**Your goal**:
Count lines, not occurrences: give the number of lines holding the word "name", and nothing besides.

**Extracted entries**:
━━━━
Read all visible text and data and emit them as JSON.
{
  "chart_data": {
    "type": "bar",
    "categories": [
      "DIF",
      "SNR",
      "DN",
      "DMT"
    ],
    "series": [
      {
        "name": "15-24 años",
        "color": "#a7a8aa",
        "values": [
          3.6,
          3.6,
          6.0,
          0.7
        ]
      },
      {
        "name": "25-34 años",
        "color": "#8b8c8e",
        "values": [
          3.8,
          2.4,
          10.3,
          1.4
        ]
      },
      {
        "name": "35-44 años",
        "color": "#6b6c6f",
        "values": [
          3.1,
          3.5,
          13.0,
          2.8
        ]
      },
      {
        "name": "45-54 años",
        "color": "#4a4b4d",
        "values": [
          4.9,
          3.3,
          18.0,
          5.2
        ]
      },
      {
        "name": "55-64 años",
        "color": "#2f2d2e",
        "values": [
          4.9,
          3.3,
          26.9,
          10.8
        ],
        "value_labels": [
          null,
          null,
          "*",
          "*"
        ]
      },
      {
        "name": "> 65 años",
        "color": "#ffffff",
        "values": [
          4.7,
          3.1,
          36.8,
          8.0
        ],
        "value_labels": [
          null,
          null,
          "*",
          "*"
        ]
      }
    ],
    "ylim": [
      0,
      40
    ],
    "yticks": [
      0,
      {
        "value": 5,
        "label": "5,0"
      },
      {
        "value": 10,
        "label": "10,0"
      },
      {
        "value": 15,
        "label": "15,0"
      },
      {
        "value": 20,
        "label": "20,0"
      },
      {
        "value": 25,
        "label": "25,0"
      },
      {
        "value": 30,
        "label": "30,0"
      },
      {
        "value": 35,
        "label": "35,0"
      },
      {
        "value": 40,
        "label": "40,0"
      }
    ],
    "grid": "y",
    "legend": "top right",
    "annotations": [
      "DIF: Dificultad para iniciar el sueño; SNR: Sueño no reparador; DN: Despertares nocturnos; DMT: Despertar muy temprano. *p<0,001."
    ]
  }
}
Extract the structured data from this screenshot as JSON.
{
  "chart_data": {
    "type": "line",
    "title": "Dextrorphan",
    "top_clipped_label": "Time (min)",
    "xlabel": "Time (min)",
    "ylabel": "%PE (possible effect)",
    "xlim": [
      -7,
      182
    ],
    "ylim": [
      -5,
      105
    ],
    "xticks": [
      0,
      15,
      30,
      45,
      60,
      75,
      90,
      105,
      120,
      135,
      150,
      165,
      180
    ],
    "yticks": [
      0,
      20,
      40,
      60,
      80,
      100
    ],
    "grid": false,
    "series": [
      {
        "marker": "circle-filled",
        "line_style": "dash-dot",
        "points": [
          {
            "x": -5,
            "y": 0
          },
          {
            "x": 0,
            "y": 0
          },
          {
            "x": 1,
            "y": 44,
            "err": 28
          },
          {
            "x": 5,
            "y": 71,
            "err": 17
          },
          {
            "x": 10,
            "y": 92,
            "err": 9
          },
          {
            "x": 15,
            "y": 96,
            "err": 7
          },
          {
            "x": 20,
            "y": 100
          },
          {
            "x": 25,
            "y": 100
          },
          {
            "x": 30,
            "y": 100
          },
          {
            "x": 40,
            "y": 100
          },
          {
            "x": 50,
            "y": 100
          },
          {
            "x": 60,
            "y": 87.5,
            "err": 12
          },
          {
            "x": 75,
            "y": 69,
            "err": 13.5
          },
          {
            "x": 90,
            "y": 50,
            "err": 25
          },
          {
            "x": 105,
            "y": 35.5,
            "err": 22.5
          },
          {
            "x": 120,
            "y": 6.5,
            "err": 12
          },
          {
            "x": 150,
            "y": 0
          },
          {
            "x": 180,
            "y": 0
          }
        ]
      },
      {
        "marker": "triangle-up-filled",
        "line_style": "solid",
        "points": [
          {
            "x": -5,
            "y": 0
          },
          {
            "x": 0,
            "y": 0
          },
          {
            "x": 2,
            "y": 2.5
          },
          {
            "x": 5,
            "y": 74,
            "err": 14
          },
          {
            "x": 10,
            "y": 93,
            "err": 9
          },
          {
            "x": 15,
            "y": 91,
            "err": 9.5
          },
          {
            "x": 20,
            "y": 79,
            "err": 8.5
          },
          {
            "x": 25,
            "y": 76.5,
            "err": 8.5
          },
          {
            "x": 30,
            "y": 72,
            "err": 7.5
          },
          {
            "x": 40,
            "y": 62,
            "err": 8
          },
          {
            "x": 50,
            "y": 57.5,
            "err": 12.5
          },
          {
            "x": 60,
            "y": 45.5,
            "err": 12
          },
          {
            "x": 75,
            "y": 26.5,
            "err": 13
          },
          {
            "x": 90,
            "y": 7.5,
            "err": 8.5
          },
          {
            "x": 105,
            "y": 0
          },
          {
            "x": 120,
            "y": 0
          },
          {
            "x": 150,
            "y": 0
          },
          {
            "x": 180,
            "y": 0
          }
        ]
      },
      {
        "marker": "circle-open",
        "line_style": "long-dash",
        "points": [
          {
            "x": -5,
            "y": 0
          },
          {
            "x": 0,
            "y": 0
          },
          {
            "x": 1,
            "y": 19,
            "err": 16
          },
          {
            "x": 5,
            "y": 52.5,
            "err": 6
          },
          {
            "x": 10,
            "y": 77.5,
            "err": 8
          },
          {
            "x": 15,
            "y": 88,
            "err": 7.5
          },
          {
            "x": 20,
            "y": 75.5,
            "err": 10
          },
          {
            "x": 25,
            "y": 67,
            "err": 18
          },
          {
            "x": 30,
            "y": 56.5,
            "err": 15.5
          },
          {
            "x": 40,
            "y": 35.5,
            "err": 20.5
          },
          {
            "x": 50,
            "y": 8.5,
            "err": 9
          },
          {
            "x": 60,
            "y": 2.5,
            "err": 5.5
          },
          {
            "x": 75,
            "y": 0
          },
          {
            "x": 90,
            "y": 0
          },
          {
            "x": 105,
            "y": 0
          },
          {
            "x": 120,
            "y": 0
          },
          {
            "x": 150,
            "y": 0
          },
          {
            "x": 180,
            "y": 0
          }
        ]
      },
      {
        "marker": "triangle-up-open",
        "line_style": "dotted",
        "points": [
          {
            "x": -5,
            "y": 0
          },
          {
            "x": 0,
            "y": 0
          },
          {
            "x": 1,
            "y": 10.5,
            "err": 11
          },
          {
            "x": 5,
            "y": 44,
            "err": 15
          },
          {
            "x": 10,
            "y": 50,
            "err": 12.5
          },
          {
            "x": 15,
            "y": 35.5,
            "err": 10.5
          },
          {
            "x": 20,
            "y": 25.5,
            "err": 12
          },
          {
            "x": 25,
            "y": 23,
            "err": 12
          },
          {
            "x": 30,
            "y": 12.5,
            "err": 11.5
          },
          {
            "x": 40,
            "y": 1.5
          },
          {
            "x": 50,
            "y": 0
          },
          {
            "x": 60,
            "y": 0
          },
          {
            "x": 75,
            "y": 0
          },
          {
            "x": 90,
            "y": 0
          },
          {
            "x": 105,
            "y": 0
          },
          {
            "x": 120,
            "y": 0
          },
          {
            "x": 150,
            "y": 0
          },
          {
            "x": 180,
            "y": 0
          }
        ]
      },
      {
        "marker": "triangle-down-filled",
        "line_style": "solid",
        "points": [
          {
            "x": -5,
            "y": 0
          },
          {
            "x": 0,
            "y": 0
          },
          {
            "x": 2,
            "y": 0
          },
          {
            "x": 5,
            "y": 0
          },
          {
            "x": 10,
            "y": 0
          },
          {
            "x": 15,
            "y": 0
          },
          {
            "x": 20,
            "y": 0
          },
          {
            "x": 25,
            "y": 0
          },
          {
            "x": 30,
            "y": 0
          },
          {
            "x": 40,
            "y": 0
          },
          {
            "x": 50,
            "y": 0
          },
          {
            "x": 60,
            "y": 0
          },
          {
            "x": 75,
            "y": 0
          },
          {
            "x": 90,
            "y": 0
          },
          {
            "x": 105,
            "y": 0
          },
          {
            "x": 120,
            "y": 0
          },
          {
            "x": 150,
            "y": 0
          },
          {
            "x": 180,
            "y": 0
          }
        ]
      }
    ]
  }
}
━━━━
**Written response**:
6